* MATERIAL FOR THE TASK *

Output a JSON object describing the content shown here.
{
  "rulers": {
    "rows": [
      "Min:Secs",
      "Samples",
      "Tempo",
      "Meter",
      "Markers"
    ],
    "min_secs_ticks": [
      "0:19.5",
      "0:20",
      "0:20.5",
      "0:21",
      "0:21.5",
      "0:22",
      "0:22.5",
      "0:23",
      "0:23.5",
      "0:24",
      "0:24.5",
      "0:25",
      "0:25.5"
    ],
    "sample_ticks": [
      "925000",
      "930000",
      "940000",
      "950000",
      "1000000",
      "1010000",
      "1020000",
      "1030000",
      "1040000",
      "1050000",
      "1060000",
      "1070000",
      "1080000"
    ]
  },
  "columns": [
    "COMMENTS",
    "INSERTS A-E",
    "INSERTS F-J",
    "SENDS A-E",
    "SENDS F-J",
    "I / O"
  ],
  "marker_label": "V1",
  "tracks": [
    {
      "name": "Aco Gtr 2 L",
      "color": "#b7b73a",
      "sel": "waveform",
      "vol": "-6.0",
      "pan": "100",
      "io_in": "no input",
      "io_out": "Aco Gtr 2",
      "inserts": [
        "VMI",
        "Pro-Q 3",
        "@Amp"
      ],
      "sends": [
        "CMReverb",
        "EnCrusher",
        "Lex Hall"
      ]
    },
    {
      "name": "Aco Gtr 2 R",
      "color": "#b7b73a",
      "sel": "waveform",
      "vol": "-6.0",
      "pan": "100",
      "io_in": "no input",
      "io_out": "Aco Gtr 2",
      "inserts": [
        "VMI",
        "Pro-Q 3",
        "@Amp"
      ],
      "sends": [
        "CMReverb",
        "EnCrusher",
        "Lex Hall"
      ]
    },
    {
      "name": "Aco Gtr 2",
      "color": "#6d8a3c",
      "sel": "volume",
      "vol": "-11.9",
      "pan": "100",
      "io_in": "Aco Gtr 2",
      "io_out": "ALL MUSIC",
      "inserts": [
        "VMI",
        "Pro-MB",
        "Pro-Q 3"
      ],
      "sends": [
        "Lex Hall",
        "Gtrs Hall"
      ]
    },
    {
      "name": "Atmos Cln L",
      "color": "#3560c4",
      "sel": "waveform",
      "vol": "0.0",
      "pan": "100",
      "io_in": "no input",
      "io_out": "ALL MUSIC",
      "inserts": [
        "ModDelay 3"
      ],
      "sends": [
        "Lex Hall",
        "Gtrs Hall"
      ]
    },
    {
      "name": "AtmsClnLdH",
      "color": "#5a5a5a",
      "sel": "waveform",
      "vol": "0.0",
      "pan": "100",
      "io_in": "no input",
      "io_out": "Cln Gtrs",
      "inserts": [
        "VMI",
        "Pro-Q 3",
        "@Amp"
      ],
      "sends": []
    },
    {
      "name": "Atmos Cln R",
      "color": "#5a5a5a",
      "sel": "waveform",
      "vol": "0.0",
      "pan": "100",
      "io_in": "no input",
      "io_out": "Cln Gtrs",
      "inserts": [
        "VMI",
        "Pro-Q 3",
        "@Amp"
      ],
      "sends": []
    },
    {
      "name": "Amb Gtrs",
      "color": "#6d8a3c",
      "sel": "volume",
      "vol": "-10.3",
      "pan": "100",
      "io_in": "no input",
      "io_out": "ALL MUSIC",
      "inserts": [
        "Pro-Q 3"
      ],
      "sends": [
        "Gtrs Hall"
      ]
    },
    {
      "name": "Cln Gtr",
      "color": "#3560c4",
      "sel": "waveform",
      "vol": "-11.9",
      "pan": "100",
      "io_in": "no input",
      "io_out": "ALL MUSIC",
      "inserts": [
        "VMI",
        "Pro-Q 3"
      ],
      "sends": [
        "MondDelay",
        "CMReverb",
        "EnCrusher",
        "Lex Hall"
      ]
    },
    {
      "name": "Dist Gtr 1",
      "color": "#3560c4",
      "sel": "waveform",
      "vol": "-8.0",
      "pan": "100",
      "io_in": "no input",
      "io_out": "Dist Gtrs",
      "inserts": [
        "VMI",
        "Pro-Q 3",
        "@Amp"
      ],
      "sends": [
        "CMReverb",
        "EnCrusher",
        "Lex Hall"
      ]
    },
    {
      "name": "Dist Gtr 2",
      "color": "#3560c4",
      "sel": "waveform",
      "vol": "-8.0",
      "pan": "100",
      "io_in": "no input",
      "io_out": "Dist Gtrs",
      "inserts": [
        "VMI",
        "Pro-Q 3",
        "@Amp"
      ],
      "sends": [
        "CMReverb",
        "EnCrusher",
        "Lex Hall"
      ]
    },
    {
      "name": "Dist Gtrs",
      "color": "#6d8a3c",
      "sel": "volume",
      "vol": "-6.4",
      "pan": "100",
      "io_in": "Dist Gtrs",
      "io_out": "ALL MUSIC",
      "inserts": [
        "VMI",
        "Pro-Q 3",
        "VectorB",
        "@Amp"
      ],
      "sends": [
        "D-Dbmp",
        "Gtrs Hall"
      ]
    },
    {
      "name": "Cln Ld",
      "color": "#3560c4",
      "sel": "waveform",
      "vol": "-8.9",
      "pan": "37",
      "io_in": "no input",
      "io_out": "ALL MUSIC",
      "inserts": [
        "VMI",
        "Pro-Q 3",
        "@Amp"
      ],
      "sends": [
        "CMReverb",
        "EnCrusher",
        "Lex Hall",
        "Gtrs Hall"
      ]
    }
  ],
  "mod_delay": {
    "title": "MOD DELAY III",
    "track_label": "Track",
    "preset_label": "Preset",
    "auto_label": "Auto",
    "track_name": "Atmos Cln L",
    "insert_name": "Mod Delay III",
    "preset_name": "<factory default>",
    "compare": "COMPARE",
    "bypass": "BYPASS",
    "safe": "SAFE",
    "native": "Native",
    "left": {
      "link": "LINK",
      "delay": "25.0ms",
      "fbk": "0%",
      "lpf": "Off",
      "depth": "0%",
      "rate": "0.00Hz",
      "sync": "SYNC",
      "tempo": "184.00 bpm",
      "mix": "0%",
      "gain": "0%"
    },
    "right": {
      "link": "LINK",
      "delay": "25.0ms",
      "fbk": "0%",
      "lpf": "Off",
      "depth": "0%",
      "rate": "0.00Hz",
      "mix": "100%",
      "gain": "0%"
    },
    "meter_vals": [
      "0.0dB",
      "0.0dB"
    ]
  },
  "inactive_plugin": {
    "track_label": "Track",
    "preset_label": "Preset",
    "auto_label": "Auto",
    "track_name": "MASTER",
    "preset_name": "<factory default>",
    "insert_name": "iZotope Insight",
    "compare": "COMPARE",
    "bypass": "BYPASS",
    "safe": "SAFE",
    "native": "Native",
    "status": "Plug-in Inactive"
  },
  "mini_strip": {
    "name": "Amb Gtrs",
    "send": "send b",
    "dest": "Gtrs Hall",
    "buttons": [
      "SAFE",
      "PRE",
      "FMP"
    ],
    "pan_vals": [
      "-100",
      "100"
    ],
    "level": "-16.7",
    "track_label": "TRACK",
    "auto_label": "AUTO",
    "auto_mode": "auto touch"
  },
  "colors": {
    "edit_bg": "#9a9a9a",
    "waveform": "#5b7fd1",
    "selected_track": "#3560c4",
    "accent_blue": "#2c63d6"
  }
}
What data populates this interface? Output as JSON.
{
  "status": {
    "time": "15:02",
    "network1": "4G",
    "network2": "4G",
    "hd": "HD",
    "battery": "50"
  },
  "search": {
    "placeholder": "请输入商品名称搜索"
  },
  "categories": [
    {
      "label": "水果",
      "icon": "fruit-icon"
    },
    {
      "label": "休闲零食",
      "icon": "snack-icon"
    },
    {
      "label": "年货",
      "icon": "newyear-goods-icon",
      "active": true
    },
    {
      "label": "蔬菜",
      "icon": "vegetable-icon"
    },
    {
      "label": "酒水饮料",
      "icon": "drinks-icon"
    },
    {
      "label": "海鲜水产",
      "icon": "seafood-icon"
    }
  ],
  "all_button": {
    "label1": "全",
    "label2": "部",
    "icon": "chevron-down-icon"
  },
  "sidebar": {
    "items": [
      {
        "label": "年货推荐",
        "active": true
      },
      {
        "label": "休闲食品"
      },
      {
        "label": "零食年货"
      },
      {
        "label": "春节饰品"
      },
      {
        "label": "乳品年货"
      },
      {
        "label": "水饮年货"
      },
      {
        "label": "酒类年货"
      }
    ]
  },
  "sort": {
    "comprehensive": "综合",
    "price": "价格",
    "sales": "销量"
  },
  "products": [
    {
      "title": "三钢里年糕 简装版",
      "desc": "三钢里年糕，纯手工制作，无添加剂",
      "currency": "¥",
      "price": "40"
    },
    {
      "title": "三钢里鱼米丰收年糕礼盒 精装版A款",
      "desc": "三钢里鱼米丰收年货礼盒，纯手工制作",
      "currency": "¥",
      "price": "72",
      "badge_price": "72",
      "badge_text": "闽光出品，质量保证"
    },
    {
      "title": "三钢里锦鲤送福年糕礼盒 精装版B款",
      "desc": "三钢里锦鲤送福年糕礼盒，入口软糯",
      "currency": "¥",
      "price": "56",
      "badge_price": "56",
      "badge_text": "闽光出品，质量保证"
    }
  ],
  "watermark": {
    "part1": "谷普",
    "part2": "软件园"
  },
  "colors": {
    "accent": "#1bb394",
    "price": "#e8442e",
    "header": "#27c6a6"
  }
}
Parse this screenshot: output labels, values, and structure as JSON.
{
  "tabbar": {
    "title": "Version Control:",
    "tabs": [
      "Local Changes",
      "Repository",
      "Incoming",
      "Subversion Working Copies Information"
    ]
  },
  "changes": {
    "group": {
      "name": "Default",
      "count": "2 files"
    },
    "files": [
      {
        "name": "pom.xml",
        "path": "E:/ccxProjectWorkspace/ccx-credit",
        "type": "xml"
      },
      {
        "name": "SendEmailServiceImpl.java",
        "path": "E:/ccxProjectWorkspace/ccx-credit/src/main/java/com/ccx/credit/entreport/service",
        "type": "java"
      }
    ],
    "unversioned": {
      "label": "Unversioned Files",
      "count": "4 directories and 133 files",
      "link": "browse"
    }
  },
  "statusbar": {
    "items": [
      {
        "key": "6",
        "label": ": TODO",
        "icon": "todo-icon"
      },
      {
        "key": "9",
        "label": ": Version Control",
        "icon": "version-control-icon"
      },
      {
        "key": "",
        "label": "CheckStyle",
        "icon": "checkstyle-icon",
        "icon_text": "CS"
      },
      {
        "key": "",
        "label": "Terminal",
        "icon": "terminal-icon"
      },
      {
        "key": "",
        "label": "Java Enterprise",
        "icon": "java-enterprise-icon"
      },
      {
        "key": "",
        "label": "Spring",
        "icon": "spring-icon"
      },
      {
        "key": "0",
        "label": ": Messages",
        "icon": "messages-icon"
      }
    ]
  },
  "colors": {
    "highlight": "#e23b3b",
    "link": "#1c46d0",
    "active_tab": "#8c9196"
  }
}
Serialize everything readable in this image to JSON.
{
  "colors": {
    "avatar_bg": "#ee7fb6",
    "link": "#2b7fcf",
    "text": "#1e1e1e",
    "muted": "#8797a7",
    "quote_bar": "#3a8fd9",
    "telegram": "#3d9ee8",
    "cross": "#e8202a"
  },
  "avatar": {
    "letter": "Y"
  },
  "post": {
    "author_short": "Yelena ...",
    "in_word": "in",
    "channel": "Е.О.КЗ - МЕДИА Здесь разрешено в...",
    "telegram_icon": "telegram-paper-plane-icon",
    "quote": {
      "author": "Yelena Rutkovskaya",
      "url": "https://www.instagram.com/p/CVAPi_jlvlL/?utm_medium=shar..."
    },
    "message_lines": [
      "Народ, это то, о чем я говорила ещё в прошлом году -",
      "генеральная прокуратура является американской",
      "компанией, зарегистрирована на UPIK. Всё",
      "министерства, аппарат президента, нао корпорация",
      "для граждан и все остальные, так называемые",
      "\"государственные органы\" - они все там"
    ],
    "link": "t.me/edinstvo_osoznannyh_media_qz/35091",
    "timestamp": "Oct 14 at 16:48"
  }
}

* YOUR OBJECTIVE *
Copy exactly, and only, the lines from the one containing "Serialize everything readable" through the last line of the listing.

* EXERCISE RESULT *
Serialize everything readable in this image to JSON.
{
  "colors": {
    "avatar_bg": "#ee7fb6",
    "link": "#2b7fcf",
    "text": "#1e1e1e",
    "muted": "#8797a7",
    "quote_bar": "#3a8fd9",
    "telegram": "#3d9ee8",
    "cross": "#e8202a"
  },
  "avatar": {
    "letter": "Y"
  },
  "post": {
    "author_short": "Yelena ...",
    "in_word": "in",
    "channel": "Е.О.КЗ - МЕДИА Здесь разрешено в...",
    "telegram_icon": "telegram-paper-plane-icon",
    "quote": {
      "author": "Yelena Rutkovskaya",
      "url": "https://www.instagram.com/p/CVAPi_jlvlL/?utm_medium=shar..."
    },
    "message_lines": [
      "Народ, это то, о чем я говорила ещё в прошлом году -",
      "генеральная прокуратура является американской",
      "компанией, зарегистрирована на UPIK. Всё",
      "министерства, аппарат президента, нао корпорация",
      "для граждан и все остальные, так называемые",
      "\"государственные органы\" - они все там"
    ],
    "link": "t.me/edinstvo_osoznannyh_media_qz/35091",
    "timestamp": "Oct 14 at 16:48"
  }
}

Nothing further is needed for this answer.